### Available data

# # # #

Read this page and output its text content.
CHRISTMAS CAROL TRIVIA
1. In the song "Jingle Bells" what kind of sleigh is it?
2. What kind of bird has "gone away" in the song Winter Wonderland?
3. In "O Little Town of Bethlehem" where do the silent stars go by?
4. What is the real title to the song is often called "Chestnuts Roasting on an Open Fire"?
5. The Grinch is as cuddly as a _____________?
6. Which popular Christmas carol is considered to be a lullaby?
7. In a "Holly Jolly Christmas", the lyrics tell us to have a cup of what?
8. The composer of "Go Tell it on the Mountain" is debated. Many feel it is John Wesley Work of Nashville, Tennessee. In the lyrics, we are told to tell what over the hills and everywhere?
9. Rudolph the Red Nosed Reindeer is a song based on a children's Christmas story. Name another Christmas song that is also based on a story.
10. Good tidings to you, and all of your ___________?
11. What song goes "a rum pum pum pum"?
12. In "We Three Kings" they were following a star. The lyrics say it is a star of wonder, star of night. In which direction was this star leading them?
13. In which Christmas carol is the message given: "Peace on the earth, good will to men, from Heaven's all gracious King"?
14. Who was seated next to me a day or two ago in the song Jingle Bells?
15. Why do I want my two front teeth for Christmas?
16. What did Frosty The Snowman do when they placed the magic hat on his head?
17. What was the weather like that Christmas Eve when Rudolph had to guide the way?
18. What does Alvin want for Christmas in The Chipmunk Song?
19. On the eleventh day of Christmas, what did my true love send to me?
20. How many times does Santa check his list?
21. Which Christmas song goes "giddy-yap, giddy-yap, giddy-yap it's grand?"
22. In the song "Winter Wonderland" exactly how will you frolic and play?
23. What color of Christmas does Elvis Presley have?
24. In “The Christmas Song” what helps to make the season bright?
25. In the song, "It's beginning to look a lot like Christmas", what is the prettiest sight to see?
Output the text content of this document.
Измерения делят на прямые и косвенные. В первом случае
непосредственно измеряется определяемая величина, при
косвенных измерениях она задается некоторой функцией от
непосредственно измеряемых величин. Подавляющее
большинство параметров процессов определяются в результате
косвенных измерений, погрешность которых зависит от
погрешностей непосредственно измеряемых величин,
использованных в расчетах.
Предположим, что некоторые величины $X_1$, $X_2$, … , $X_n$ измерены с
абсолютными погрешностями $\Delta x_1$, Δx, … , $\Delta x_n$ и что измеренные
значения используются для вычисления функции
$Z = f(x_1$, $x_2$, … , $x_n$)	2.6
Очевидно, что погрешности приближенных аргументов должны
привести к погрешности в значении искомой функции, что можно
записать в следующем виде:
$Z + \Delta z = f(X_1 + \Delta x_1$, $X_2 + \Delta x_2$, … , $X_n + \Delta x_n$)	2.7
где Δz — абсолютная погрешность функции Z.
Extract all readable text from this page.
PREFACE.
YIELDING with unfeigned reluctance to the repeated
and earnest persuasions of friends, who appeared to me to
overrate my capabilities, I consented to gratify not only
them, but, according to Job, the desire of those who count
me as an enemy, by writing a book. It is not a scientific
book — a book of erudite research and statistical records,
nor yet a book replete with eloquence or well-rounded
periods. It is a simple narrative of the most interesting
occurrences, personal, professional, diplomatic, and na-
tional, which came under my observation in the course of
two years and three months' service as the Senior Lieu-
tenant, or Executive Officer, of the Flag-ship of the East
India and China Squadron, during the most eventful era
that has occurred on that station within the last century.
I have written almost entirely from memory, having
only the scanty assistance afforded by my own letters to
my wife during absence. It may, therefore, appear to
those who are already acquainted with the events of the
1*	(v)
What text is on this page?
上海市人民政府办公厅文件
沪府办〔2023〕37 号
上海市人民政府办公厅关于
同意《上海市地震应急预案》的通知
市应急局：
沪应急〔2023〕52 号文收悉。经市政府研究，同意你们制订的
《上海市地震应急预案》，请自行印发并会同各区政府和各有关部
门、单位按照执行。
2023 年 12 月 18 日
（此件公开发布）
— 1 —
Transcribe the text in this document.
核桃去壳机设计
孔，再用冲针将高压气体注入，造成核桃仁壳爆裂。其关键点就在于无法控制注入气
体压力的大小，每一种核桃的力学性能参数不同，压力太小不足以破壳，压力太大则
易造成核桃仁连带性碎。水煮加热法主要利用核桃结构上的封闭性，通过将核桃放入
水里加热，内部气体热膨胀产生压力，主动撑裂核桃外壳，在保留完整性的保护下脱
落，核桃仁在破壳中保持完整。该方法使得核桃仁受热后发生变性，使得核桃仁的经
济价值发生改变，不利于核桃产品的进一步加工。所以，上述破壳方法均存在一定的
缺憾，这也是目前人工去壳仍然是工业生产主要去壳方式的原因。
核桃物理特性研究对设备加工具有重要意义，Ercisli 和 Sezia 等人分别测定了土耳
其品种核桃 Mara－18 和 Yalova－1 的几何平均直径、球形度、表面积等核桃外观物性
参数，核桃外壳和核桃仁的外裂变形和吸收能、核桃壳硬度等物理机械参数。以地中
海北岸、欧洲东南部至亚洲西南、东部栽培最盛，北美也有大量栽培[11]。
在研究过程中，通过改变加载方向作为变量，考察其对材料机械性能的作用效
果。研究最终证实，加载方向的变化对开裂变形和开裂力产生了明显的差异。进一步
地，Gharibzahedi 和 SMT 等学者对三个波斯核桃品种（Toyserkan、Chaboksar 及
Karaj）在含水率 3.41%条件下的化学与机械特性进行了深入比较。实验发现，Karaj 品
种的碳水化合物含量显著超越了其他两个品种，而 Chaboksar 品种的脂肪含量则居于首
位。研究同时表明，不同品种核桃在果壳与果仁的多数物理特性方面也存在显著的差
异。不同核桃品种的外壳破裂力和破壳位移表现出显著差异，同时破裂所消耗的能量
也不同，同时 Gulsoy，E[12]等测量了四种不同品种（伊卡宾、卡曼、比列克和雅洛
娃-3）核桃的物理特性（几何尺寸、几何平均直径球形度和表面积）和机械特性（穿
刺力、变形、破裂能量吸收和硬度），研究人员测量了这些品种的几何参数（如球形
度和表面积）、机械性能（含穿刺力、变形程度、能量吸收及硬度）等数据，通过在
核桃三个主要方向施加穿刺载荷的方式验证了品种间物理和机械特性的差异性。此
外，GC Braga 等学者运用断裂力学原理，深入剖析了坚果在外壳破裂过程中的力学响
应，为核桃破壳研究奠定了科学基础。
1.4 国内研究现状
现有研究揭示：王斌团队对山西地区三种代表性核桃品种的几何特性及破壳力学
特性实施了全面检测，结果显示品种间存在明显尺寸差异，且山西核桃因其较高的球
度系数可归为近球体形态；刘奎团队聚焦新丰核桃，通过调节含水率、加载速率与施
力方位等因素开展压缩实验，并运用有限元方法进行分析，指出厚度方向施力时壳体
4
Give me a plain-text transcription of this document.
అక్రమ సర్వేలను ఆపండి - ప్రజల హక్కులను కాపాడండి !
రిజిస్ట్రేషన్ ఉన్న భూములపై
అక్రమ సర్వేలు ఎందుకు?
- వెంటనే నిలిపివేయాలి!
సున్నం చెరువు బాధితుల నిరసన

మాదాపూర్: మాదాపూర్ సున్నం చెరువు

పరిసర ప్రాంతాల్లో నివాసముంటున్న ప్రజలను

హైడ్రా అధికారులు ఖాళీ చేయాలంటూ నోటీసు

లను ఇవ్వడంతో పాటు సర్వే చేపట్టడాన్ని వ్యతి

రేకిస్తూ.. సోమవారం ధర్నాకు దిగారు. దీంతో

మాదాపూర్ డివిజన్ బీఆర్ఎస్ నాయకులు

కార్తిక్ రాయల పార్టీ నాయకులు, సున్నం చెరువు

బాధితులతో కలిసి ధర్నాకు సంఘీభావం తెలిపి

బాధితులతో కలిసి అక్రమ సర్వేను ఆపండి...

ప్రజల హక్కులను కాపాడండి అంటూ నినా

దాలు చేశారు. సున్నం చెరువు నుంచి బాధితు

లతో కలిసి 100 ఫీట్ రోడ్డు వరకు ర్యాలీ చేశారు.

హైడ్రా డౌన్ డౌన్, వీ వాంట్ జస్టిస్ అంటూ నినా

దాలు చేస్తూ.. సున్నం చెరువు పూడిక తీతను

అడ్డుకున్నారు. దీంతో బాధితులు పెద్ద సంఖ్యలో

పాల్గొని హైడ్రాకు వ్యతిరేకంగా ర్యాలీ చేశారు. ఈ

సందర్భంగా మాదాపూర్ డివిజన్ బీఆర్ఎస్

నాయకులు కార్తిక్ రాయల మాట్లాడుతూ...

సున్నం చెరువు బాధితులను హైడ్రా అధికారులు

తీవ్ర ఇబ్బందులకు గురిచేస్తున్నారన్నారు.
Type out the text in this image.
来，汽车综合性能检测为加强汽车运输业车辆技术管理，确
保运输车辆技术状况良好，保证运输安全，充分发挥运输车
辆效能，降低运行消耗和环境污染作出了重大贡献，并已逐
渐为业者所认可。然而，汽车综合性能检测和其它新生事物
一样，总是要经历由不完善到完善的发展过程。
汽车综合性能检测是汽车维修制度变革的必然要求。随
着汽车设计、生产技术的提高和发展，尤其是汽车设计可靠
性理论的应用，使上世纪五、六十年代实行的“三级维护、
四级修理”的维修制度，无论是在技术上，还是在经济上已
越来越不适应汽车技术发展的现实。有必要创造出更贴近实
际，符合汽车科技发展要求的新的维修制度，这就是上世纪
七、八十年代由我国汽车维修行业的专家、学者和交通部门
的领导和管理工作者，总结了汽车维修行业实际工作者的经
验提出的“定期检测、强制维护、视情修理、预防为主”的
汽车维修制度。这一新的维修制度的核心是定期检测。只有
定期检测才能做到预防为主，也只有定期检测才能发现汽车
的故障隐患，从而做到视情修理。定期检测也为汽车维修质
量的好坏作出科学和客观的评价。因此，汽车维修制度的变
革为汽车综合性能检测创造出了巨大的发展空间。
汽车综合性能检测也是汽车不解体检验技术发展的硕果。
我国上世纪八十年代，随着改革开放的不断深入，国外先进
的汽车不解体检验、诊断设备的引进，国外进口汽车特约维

# # # #

### What is asked
Exactly repeat the lines from the line that contains "Type out the text in this image." to the end of the entries, both included, and leave out all other lines.

### The output
Type out the text in this image.
来，汽车综合性能检测为加强汽车运输业车辆技术管理，确
保运输车辆技术状况良好，保证运输安全，充分发挥运输车
辆效能，降低运行消耗和环境污染作出了重大贡献，并已逐
渐为业者所认可。然而，汽车综合性能检测和其它新生事物
一样，总是要经历由不完善到完善的发展过程。
汽车综合性能检测是汽车维修制度变革的必然要求。随
着汽车设计、生产技术的提高和发展，尤其是汽车设计可靠
性理论的应用，使上世纪五、六十年代实行的“三级维护、
四级修理”的维修制度，无论是在技术上，还是在经济上已
越来越不适应汽车技术发展的现实。有必要创造出更贴近实
际，符合汽车科技发展要求的新的维修制度，这就是上世纪
七、八十年代由我国汽车维修行业的专家、学者和交通部门
的领导和管理工作者，总结了汽车维修行业实际工作者的经
验提出的“定期检测、强制维护、视情修理、预防为主”的
汽车维修制度。这一新的维修制度的核心是定期检测。只有
定期检测才能做到预防为主，也只有定期检测才能发现汽车
的故障隐患，从而做到视情修理。定期检测也为汽车维修质
量的好坏作出科学和客观的评价。因此，汽车维修制度的变
革为汽车综合性能检测创造出了巨大的发展空间。
汽车综合性能检测也是汽车不解体检验技术发展的硕果。
我国上世纪八十年代，随着改革开放的不断深入，国外先进
的汽车不解体检验、诊断设备的引进，国外进口汽车特约维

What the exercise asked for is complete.